┏━━

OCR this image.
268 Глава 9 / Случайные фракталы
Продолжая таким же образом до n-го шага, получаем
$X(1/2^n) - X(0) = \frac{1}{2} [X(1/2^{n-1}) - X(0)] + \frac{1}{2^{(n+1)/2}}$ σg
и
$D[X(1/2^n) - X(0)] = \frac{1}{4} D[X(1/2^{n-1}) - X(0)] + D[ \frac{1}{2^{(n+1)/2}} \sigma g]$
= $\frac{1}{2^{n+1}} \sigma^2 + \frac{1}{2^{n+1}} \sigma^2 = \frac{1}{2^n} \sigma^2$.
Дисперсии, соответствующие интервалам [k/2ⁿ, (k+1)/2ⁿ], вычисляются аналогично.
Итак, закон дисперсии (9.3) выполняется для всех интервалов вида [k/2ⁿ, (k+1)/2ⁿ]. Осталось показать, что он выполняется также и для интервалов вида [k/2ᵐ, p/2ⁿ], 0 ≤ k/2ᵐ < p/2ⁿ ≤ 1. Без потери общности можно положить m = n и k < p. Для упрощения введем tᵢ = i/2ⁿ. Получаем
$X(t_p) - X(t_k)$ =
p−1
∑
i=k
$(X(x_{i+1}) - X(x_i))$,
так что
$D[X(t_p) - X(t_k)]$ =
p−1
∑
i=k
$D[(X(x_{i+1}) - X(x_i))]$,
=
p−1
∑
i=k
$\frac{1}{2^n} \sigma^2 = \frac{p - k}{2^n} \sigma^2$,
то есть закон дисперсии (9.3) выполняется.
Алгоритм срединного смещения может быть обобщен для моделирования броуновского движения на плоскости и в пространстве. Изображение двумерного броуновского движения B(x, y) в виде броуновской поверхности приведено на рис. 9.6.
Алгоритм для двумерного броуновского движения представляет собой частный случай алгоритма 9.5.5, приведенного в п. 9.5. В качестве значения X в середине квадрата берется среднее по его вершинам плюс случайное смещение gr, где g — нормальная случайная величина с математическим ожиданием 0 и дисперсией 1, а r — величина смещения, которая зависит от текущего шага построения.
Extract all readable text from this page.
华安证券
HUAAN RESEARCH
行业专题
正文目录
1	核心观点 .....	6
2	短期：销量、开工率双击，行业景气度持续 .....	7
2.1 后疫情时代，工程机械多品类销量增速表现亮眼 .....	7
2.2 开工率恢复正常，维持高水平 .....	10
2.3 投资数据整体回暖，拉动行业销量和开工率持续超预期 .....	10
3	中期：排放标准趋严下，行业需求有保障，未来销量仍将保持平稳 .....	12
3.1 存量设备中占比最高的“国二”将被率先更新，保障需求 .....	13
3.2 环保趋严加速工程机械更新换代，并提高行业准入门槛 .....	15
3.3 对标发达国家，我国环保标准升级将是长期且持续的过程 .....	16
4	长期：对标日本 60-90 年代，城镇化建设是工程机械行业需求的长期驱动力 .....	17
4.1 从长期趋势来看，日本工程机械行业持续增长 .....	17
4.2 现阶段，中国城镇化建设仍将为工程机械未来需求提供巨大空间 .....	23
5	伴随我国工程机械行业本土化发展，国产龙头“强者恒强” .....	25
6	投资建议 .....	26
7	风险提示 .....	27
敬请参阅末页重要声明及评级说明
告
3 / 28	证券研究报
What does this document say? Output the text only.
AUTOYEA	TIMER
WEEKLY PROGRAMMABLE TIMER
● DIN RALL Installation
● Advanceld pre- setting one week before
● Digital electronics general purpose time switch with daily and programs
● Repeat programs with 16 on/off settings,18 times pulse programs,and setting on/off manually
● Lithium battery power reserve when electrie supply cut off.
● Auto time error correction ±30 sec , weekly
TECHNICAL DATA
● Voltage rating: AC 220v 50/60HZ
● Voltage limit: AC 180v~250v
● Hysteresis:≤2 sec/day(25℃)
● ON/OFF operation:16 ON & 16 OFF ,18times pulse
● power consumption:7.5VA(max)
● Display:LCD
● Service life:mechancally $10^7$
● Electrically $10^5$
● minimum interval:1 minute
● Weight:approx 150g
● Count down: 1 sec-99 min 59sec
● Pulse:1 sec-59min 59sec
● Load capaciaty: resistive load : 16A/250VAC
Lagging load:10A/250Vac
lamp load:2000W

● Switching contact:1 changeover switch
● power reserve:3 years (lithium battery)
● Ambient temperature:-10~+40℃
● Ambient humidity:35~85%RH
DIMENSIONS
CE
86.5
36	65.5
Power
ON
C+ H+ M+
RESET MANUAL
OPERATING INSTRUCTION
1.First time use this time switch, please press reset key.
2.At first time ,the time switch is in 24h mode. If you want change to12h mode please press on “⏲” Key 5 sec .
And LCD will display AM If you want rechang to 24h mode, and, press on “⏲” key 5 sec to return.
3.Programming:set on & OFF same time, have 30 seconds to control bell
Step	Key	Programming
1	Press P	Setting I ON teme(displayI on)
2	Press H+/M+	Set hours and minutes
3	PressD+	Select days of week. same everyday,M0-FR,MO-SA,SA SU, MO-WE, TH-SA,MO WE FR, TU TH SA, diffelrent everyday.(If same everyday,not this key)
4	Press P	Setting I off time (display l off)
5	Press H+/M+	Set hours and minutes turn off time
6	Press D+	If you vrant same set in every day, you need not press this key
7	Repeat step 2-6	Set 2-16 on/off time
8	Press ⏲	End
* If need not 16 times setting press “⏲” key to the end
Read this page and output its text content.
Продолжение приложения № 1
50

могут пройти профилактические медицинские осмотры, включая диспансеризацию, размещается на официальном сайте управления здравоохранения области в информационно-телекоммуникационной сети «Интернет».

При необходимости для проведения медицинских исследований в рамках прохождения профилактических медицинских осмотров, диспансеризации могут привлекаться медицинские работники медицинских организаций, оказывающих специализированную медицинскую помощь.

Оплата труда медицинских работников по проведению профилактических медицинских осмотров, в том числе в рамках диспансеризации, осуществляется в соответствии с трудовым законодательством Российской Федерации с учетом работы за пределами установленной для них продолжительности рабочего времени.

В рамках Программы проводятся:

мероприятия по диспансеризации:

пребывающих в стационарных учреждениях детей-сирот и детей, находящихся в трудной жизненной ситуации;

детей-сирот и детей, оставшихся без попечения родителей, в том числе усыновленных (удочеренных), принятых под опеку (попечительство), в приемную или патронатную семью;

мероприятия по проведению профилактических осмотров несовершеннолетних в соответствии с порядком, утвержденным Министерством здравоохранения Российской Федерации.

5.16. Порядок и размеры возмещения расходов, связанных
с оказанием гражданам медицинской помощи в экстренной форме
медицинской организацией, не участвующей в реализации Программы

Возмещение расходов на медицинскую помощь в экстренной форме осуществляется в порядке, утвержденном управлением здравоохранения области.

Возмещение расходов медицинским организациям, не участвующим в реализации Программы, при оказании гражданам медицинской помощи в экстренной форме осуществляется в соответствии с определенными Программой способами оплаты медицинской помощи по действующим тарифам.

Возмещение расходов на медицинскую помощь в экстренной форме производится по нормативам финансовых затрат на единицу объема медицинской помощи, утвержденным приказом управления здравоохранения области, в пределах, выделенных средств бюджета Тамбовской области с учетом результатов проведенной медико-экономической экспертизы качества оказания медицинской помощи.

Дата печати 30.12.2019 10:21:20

┗━━

• [Task directions]:
Find the lines of the material that hold the word "same" and report their count alone.

• [Task result]:
3